● **Work to complete**: Present every line of the data below as a numbered list, and leave out any blank lines.

(Box coordinate listings)
-- BEGIN --

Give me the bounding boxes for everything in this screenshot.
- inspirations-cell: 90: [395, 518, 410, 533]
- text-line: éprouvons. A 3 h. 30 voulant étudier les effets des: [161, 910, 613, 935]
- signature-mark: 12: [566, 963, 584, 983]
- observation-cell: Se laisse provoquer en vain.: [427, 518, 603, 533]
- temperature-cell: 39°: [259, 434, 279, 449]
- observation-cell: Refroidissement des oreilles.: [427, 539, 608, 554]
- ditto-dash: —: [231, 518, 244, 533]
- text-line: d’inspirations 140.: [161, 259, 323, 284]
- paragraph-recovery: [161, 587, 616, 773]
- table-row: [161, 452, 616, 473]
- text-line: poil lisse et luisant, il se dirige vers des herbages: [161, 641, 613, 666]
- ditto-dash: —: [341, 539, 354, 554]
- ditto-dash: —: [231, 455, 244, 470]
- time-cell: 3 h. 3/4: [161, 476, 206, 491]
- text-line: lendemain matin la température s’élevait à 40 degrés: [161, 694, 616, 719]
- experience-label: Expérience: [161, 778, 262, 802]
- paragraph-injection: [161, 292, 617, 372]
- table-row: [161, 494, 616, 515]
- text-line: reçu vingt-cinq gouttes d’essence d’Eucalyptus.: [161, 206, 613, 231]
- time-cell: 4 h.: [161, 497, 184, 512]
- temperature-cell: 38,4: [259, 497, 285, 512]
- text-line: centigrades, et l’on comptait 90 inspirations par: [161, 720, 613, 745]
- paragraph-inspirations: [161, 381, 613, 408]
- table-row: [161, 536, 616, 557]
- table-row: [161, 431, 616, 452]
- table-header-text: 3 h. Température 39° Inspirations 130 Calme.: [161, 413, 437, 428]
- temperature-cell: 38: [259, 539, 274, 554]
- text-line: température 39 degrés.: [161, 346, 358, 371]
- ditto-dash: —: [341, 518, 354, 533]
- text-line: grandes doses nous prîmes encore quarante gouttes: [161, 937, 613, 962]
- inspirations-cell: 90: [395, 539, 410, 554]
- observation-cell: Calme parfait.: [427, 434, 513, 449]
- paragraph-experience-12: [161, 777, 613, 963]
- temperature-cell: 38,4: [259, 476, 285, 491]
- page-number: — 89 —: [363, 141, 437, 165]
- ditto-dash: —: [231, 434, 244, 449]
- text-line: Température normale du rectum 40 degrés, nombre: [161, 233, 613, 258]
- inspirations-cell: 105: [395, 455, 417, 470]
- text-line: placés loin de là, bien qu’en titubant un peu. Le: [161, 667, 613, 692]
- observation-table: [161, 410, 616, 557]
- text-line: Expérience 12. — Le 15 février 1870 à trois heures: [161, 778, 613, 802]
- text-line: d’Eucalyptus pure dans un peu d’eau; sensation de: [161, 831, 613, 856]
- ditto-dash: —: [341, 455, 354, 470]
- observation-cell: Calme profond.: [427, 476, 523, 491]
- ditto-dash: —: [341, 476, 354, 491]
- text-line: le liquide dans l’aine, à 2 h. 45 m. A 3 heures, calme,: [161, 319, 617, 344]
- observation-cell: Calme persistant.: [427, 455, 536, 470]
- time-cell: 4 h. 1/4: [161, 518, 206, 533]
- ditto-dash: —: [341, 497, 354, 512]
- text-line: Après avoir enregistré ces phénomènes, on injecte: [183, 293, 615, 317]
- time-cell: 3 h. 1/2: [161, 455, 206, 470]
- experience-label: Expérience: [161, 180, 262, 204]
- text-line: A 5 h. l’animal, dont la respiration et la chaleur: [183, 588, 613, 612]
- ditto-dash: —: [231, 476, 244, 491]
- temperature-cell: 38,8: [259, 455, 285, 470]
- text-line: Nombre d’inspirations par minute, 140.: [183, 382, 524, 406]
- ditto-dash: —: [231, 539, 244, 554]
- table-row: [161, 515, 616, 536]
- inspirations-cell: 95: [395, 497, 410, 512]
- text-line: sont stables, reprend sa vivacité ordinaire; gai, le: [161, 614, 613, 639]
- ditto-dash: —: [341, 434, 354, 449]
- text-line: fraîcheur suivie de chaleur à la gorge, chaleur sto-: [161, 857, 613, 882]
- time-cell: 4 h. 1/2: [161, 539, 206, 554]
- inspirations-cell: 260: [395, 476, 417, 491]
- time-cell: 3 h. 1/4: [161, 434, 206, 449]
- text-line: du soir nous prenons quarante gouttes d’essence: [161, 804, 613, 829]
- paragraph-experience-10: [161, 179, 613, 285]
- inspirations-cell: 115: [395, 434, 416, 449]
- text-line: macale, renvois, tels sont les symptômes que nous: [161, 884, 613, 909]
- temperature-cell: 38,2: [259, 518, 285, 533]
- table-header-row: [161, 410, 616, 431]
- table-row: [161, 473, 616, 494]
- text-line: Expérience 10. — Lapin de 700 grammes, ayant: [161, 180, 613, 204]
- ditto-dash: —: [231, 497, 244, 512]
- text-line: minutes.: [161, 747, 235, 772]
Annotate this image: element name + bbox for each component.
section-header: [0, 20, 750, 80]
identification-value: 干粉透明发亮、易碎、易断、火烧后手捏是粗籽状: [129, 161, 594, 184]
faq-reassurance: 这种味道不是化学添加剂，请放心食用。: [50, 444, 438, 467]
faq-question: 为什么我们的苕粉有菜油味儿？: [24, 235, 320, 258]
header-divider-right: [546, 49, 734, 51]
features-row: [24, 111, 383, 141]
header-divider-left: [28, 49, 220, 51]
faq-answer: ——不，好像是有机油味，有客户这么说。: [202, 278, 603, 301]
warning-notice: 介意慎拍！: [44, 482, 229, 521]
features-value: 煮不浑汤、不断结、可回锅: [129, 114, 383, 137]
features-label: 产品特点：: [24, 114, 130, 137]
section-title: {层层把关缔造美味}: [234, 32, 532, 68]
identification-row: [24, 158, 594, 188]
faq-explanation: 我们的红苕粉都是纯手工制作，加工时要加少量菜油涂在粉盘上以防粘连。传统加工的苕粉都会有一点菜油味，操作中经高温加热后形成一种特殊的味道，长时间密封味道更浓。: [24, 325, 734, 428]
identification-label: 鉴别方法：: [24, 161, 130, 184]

-- END --

● **The reply**:
1. Give me the bounding boxes for everything in this screenshot.
2. - inspirations-cell: 90: [395, 518, 410, 533]
3. - text-line: éprouvons. A 3 h. 30 voulant étudier les effets des: [161, 910, 613, 935]
4. - signature-mark: 12: [566, 963, 584, 983]
5. - observation-cell: Se laisse provoquer en vain.: [427, 518, 603, 533]
6. - temperature-cell: 39°: [259, 434, 279, 449]
7. - observation-cell: Refroidissement des oreilles.: [427, 539, 608, 554]
8. - ditto-dash: —: [231, 518, 244, 533]
9. - text-line: d’inspirations 140.: [161, 259, 323, 284]
10. - paragraph-recovery: [161, 587, 616, 773]
11. - table-row: [161, 452, 616, 473]
12. - text-line: poil lisse et luisant, il se dirige vers des herbages: [161, 641, 613, 666]
13. - ditto-dash: —: [341, 539, 354, 554]
14. - ditto-dash: —: [231, 455, 244, 470]
15. - time-cell: 3 h. 3/4: [161, 476, 206, 491]
16. - text-line: lendemain matin la température s’élevait à 40 degrés: [161, 694, 616, 719]
17. - experience-label: Expérience: [161, 778, 262, 802]
18. - paragraph-injection: [161, 292, 617, 372]
19. - table-row: [161, 494, 616, 515]
20. - text-line: reçu vingt-cinq gouttes d’essence d’Eucalyptus.: [161, 206, 613, 231]
21. - time-cell: 4 h.: [161, 497, 184, 512]
22. - temperature-cell: 38,4: [259, 497, 285, 512]
23. - text-line: centigrades, et l’on comptait 90 inspirations par: [161, 720, 613, 745]
24. - paragraph-inspirations: [161, 381, 613, 408]
25. - table-row: [161, 536, 616, 557]
26. - table-row: [161, 431, 616, 452]
27. - table-header-text: 3 h. Température 39° Inspirations 130 Calme.: [161, 413, 437, 428]
28. - temperature-cell: 38: [259, 539, 274, 554]
29. - text-line: température 39 degrés.: [161, 346, 358, 371]
30. - ditto-dash: —: [341, 518, 354, 533]
31. - text-line: grandes doses nous prîmes encore quarante gouttes: [161, 937, 613, 962]
32. - inspirations-cell: 90: [395, 539, 410, 554]
33. - observation-cell: Calme parfait.: [427, 434, 513, 449]
34. - paragraph-experience-12: [161, 777, 613, 963]
35. - temperature-cell: 38,4: [259, 476, 285, 491]
36. - page-number: — 89 —: [363, 141, 437, 165]
37. - ditto-dash: —: [231, 434, 244, 449]
38. - text-line: Température normale du rectum 40 degrés, nombre: [161, 233, 613, 258]
39. - inspirations-cell: 105: [395, 455, 417, 470]
40. - text-line: placés loin de là, bien qu’en titubant un peu. Le: [161, 667, 613, 692]
41. - observation-table: [161, 410, 616, 557]
42. - text-line: Expérience 12. — Le 15 février 1870 à trois heures: [161, 778, 613, 802]
43. - text-line: d’Eucalyptus pure dans un peu d’eau; sensation de: [161, 831, 613, 856]
44. - ditto-dash: —: [341, 455, 354, 470]
45. - observation-cell: Calme profond.: [427, 476, 523, 491]
46. - ditto-dash: —: [341, 476, 354, 491]
47. - text-line: le liquide dans l’aine, à 2 h. 45 m. A 3 heures, calme,: [161, 319, 617, 344]
48. - observation-cell: Calme persistant.: [427, 455, 536, 470]
49. - time-cell: 4 h. 1/4: [161, 518, 206, 533]
50. - ditto-dash: —: [341, 497, 354, 512]
51. - text-line: Après avoir enregistré ces phénomènes, on injecte: [183, 293, 615, 317]
52. - time-cell: 3 h. 1/2: [161, 455, 206, 470]
53. - experience-label: Expérience: [161, 180, 262, 204]
54. - text-line: A 5 h. l’animal, dont la respiration et la chaleur: [183, 588, 613, 612]
55. - ditto-dash: —: [231, 476, 244, 491]
56. - temperature-cell: 38,8: [259, 455, 285, 470]
57. - text-line: Nombre d’inspirations par minute, 140.: [183, 382, 524, 406]
58. - ditto-dash: —: [231, 539, 244, 554]
59. - table-row: [161, 515, 616, 536]
60. - inspirations-cell: 95: [395, 497, 410, 512]
61. - text-line: sont stables, reprend sa vivacité ordinaire; gai, le: [161, 614, 613, 639]
62. - ditto-dash: —: [341, 434, 354, 449]
63. - text-line: fraîcheur suivie de chaleur à la gorge, chaleur sto-: [161, 857, 613, 882]
64. - time-cell: 4 h. 1/2: [161, 539, 206, 554]
65. - inspirations-cell: 260: [395, 476, 417, 491]
66. - time-cell: 3 h. 1/4: [161, 434, 206, 449]
67. - text-line: du soir nous prenons quarante gouttes d’essence: [161, 804, 613, 829]
68. - paragraph-experience-10: [161, 179, 613, 285]
69. - inspirations-cell: 115: [395, 434, 416, 449]
70. - text-line: macale, renvois, tels sont les symptômes que nous: [161, 884, 613, 909]
71. - temperature-cell: 38,2: [259, 518, 285, 533]
72. - table-header-row: [161, 410, 616, 431]
73. - table-row: [161, 473, 616, 494]
74. - text-line: Expérience 10. — Lapin de 700 grammes, ayant: [161, 180, 613, 204]
75. - ditto-dash: —: [231, 497, 244, 512]
76. - text-line: minutes.: [161, 747, 235, 772]
77. Annotate this image: element name + bbox for each component.
78. section-header: [0, 20, 750, 80]
79. identification-value: 干粉透明发亮、易碎、易断、火烧后手捏是粗籽状: [129, 161, 594, 184]
80. faq-reassurance: 这种味道不是化学添加剂，请放心食用。: [50, 444, 438, 467]
81. faq-question: 为什么我们的苕粉有菜油味儿？: [24, 235, 320, 258]
82. header-divider-right: [546, 49, 734, 51]
83. features-row: [24, 111, 383, 141]
84. header-divider-left: [28, 49, 220, 51]
85. faq-answer: ——不，好像是有机油味，有客户这么说。: [202, 278, 603, 301]
86. warning-notice: 介意慎拍！: [44, 482, 229, 521]
87. features-value: 煮不浑汤、不断结、可回锅: [129, 114, 383, 137]
88. features-label: 产品特点：: [24, 114, 130, 137]
89. section-title: {层层把关缔造美味}: [234, 32, 532, 68]
90. identification-row: [24, 158, 594, 188]
91. faq-explanation: 我们的红苕粉都是纯手工制作，加工时要加少量菜油涂在粉盘上以防粘连。传统加工的苕粉都会有一点菜油味，操作中经高温加热后形成一种特殊的味道，长时间密封味道更浓。: [24, 325, 734, 428]
92. identification-label: 鉴别方法：: [24, 161, 130, 184]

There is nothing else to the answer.